## Exercise objective
Determine how many lines hold "Offsets" and give only that number.
** BEGIN Exercise data **
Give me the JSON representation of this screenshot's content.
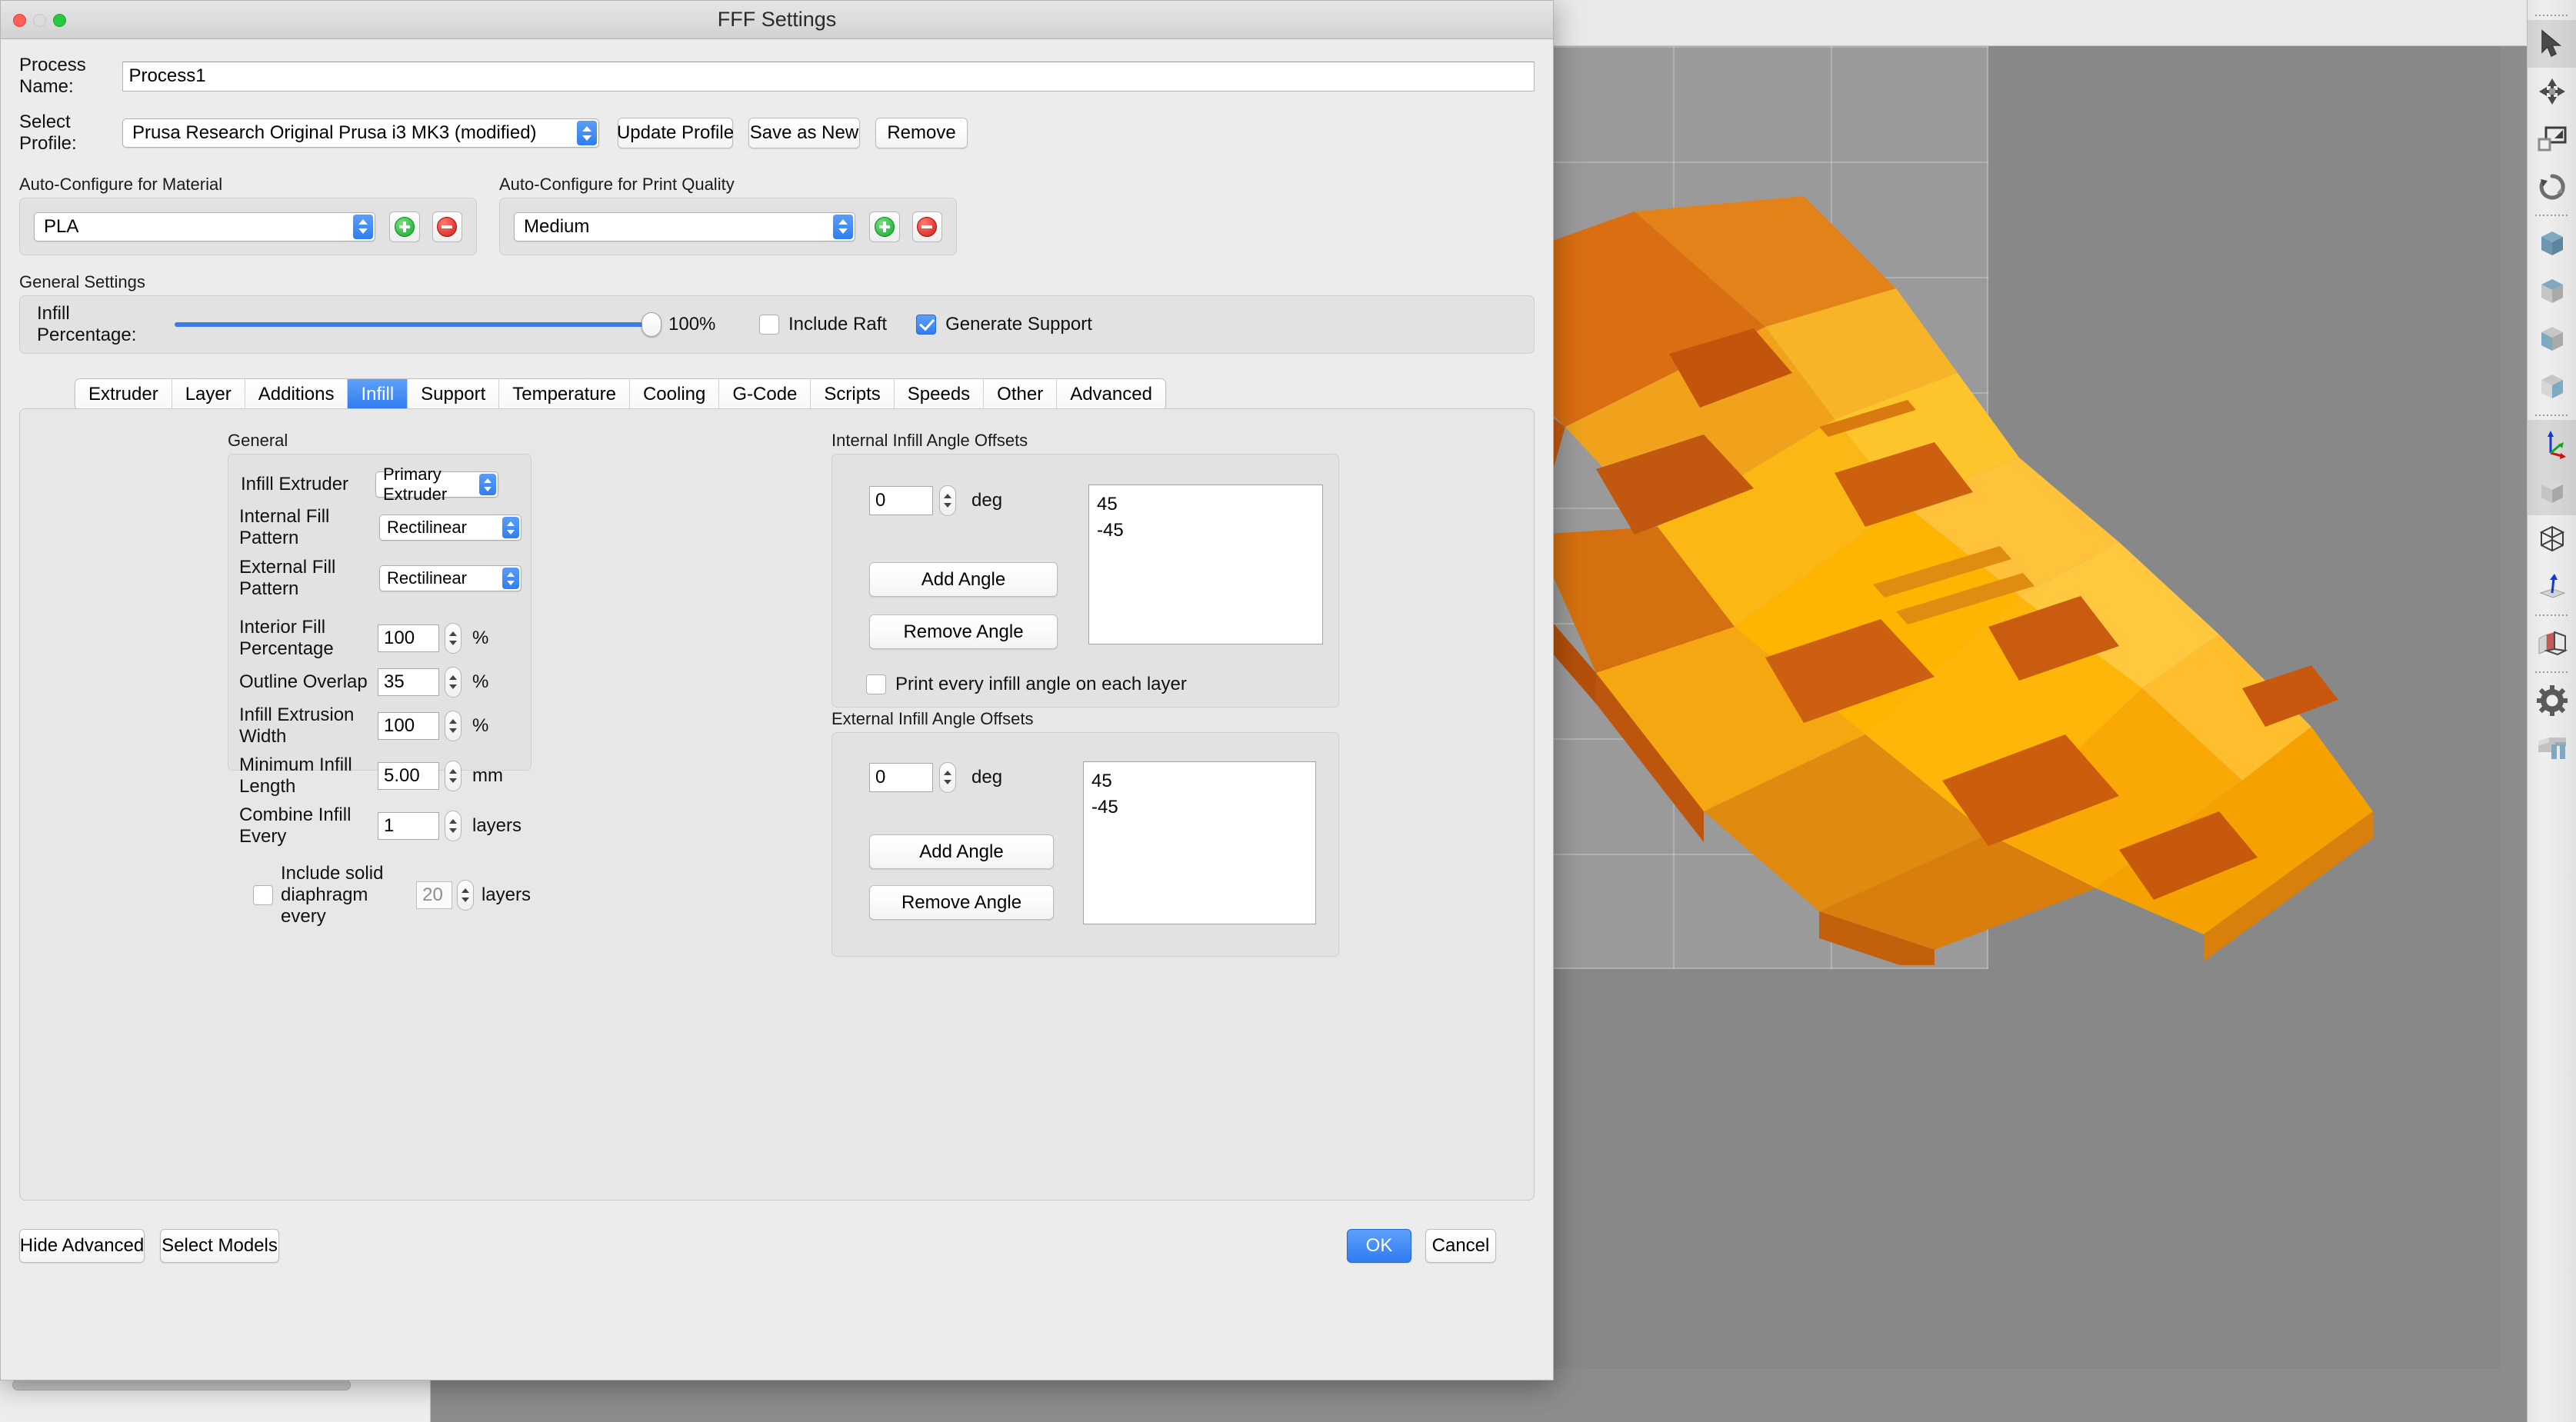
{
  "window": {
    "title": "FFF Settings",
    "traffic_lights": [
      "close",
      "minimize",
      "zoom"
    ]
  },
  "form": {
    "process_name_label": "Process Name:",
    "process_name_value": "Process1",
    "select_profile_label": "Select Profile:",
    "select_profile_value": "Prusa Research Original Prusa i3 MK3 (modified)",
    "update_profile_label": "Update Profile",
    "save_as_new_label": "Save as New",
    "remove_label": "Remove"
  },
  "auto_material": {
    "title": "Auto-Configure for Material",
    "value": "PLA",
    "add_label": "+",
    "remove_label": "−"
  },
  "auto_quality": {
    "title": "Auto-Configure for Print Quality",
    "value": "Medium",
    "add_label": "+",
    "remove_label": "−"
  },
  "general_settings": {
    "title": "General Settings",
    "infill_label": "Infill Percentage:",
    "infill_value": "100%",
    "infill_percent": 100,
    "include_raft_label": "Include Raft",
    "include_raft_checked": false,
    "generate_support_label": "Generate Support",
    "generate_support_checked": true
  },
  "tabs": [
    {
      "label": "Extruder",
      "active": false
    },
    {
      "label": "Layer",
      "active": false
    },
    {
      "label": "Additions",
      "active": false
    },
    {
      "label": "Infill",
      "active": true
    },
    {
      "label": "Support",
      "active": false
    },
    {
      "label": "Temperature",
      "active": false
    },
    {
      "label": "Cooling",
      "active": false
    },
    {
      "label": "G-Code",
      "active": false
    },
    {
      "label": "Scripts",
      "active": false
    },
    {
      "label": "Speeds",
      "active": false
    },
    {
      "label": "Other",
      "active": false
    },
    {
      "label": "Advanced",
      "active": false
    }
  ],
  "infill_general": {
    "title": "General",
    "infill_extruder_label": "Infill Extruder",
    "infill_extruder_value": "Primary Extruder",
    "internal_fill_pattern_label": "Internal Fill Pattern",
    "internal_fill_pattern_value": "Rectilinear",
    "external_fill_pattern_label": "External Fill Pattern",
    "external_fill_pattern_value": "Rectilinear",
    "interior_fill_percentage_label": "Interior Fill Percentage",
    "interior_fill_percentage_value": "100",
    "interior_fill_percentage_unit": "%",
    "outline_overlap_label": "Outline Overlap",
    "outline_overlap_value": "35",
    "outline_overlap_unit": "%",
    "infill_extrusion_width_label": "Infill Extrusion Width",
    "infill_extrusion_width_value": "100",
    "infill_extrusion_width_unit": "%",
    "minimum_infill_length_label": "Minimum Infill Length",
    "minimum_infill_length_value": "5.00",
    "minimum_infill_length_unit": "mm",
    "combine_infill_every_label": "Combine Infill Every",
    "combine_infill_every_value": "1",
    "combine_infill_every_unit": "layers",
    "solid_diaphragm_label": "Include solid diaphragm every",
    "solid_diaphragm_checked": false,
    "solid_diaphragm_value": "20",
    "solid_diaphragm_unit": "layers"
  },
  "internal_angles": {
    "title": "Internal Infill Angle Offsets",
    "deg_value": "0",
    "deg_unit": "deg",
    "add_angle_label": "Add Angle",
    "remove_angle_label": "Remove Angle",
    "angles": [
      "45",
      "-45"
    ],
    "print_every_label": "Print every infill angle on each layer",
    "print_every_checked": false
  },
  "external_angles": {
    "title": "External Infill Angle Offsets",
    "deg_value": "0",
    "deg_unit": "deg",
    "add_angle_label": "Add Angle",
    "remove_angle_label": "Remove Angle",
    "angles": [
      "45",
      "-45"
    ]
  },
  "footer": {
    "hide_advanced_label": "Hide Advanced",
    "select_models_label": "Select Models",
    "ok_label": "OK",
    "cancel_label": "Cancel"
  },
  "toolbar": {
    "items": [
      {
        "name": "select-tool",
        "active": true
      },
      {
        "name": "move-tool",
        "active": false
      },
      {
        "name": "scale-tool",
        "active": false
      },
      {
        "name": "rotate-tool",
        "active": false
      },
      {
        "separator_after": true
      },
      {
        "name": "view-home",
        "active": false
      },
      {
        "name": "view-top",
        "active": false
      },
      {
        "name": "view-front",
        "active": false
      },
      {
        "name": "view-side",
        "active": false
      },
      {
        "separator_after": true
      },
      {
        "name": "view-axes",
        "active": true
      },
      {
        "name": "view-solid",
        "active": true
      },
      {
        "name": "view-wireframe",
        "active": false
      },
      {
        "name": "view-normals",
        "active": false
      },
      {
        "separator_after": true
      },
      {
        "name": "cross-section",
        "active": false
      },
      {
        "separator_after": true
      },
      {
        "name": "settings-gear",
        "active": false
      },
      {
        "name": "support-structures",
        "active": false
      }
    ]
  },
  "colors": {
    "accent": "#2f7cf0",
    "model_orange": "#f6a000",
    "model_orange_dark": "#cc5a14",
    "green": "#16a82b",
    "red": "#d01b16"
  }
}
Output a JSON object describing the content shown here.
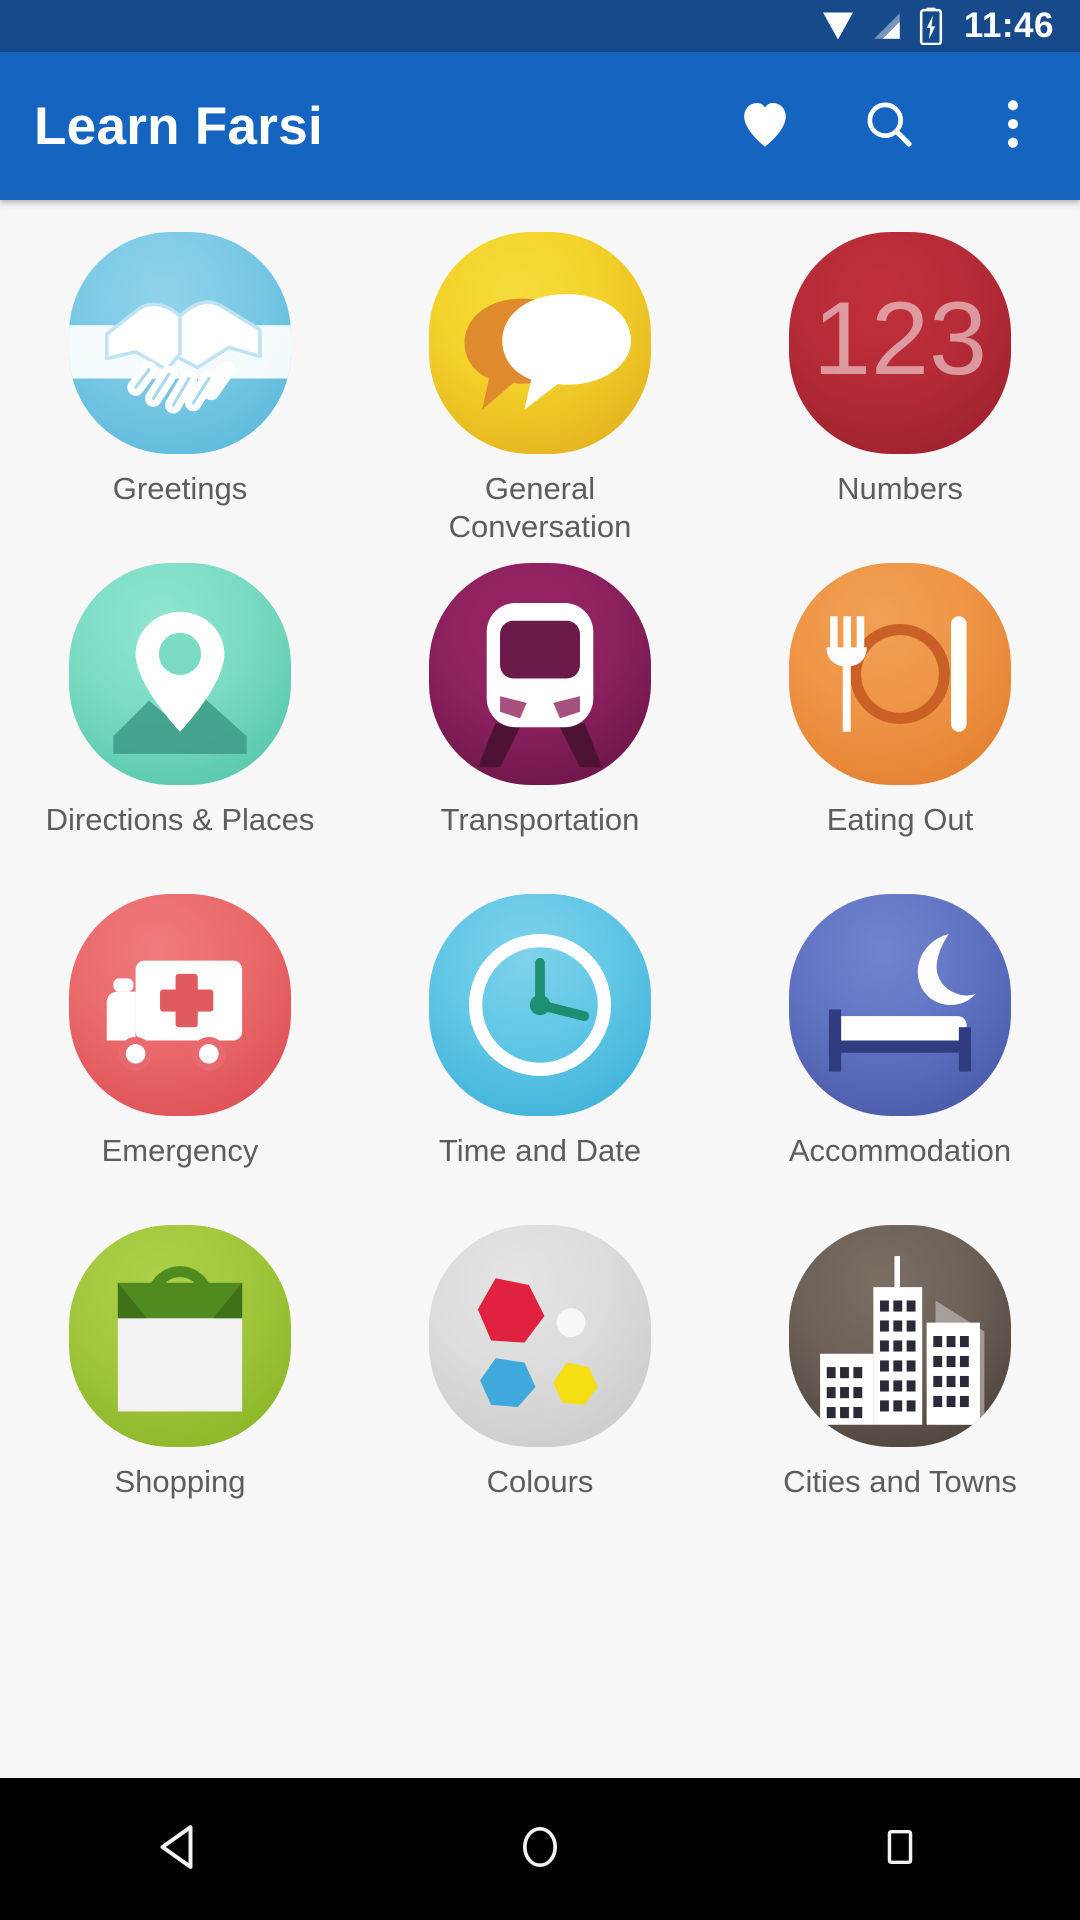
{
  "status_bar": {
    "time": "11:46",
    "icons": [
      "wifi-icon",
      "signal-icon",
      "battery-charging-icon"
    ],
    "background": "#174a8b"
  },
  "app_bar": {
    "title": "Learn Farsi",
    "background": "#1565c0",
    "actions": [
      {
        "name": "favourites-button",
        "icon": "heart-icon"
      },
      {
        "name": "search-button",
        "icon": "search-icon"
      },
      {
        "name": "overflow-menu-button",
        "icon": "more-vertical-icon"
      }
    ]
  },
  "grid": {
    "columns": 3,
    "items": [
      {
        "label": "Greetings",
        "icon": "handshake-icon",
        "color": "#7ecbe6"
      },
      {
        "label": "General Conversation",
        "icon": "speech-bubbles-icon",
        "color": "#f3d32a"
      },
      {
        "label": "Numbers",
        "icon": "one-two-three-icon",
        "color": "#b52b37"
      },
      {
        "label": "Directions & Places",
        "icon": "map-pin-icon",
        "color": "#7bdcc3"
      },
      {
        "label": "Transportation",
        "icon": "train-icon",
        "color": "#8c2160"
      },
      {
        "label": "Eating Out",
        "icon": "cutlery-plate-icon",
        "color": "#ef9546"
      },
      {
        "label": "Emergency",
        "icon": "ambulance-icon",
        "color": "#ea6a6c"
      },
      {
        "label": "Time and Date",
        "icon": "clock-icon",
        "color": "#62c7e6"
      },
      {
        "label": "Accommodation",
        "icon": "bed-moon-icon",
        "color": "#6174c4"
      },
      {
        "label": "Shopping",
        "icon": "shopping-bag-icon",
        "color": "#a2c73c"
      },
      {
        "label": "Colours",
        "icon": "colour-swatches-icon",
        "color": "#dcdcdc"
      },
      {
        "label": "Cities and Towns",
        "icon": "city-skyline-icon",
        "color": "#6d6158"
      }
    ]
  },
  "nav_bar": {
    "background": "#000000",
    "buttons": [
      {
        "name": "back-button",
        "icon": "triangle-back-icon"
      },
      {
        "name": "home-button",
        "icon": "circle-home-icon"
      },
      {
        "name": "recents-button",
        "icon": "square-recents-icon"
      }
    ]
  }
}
** END Exercise data **
## Result for this task
2